[START Provided records]
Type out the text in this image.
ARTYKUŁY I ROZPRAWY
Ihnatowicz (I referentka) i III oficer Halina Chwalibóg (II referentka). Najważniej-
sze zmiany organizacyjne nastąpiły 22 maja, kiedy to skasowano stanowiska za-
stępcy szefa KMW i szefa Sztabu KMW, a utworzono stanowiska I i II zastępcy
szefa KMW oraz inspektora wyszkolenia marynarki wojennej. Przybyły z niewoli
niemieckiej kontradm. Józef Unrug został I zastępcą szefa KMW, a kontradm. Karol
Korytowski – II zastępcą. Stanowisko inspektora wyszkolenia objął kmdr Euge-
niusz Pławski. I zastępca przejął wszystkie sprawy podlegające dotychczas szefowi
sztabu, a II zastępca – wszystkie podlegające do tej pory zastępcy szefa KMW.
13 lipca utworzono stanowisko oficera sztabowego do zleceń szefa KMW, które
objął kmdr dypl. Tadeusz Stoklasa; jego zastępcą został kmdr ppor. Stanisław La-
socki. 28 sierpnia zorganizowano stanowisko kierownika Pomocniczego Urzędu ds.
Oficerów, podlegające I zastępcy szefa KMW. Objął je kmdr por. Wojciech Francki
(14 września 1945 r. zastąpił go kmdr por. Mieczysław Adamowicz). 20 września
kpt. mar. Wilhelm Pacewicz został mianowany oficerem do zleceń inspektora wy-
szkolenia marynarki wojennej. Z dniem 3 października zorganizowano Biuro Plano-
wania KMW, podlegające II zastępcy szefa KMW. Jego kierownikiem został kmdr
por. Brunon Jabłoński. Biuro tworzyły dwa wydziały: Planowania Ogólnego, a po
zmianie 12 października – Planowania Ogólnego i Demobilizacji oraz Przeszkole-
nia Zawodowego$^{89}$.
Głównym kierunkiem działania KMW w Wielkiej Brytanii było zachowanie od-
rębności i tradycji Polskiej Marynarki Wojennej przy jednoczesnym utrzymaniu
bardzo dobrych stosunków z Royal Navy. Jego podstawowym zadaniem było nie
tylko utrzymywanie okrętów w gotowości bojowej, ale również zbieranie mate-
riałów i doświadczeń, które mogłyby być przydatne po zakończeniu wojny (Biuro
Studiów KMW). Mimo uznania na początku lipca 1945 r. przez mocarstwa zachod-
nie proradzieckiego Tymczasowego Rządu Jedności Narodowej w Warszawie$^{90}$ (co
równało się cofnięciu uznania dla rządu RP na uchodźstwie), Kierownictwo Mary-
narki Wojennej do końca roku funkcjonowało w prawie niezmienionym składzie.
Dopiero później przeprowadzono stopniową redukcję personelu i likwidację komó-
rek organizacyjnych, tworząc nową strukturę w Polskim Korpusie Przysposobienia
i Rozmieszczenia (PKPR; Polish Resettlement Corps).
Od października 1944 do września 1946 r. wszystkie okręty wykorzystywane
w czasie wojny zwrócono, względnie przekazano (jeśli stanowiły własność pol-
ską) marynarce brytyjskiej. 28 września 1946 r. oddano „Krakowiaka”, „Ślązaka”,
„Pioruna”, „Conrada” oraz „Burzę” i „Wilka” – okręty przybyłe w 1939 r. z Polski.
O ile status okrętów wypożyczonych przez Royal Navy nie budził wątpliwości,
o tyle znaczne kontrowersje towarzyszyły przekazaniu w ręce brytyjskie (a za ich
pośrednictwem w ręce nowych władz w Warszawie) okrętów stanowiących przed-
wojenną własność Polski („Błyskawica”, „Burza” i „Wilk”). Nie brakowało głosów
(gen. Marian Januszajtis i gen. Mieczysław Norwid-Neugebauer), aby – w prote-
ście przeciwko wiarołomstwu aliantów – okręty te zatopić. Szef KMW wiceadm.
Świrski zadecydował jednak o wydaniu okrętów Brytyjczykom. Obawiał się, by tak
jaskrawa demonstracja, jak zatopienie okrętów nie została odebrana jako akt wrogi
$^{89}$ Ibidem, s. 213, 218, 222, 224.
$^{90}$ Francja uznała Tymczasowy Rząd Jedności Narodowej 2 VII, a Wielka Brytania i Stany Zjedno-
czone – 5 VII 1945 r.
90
[END Provided records]
Set down all of the entries exactly, please.

Solution to this task:
Type out the text in this image.
ARTYKUŁY I ROZPRAWY
Ihnatowicz (I referentka) i III oficer Halina Chwalibóg (II referentka). Najważniej-
sze zmiany organizacyjne nastąpiły 22 maja, kiedy to skasowano stanowiska za-
stępcy szefa KMW i szefa Sztabu KMW, a utworzono stanowiska I i II zastępcy
szefa KMW oraz inspektora wyszkolenia marynarki wojennej. Przybyły z niewoli
niemieckiej kontradm. Józef Unrug został I zastępcą szefa KMW, a kontradm. Karol
Korytowski – II zastępcą. Stanowisko inspektora wyszkolenia objął kmdr Euge-
niusz Pławski. I zastępca przejął wszystkie sprawy podlegające dotychczas szefowi
sztabu, a II zastępca – wszystkie podlegające do tej pory zastępcy szefa KMW.
13 lipca utworzono stanowisko oficera sztabowego do zleceń szefa KMW, które
objął kmdr dypl. Tadeusz Stoklasa; jego zastępcą został kmdr ppor. Stanisław La-
socki. 28 sierpnia zorganizowano stanowisko kierownika Pomocniczego Urzędu ds.
Oficerów, podlegające I zastępcy szefa KMW. Objął je kmdr por. Wojciech Francki
(14 września 1945 r. zastąpił go kmdr por. Mieczysław Adamowicz). 20 września
kpt. mar. Wilhelm Pacewicz został mianowany oficerem do zleceń inspektora wy-
szkolenia marynarki wojennej. Z dniem 3 października zorganizowano Biuro Plano-
wania KMW, podlegające II zastępcy szefa KMW. Jego kierownikiem został kmdr
por. Brunon Jabłoński. Biuro tworzyły dwa wydziały: Planowania Ogólnego, a po
zmianie 12 października – Planowania Ogólnego i Demobilizacji oraz Przeszkole-
nia Zawodowego$^{89}$.
Głównym kierunkiem działania KMW w Wielkiej Brytanii było zachowanie od-
rębności i tradycji Polskiej Marynarki Wojennej przy jednoczesnym utrzymaniu
bardzo dobrych stosunków z Royal Navy. Jego podstawowym zadaniem było nie
tylko utrzymywanie okrętów w gotowości bojowej, ale również zbieranie mate-
riałów i doświadczeń, które mogłyby być przydatne po zakończeniu wojny (Biuro
Studiów KMW). Mimo uznania na początku lipca 1945 r. przez mocarstwa zachod-
nie proradzieckiego Tymczasowego Rządu Jedności Narodowej w Warszawie$^{90}$ (co
równało się cofnięciu uznania dla rządu RP na uchodźstwie), Kierownictwo Mary-
narki Wojennej do końca roku funkcjonowało w prawie niezmienionym składzie.
Dopiero później przeprowadzono stopniową redukcję personelu i likwidację komó-
rek organizacyjnych, tworząc nową strukturę w Polskim Korpusie Przysposobienia
i Rozmieszczenia (PKPR; Polish Resettlement Corps).
Od października 1944 do września 1946 r. wszystkie okręty wykorzystywane
w czasie wojny zwrócono, względnie przekazano (jeśli stanowiły własność pol-
ską) marynarce brytyjskiej. 28 września 1946 r. oddano „Krakowiaka”, „Ślązaka”,
„Pioruna”, „Conrada” oraz „Burzę” i „Wilka” – okręty przybyłe w 1939 r. z Polski.
O ile status okrętów wypożyczonych przez Royal Navy nie budził wątpliwości,
o tyle znaczne kontrowersje towarzyszyły przekazaniu w ręce brytyjskie (a za ich
pośrednictwem w ręce nowych władz w Warszawie) okrętów stanowiących przed-
wojenną własność Polski („Błyskawica”, „Burza” i „Wilk”). Nie brakowało głosów
(gen. Marian Januszajtis i gen. Mieczysław Norwid-Neugebauer), aby – w prote-
ście przeciwko wiarołomstwu aliantów – okręty te zatopić. Szef KMW wiceadm.
Świrski zadecydował jednak o wydaniu okrętów Brytyjczykom. Obawiał się, by tak
jaskrawa demonstracja, jak zatopienie okrętów nie została odebrana jako akt wrogi
$^{89}$ Ibidem, s. 213, 218, 222, 224.
$^{90}$ Francja uznała Tymczasowy Rząd Jedności Narodowej 2 VII, a Wielka Brytania i Stany Zjedno-
czone – 5 VII 1945 r.
90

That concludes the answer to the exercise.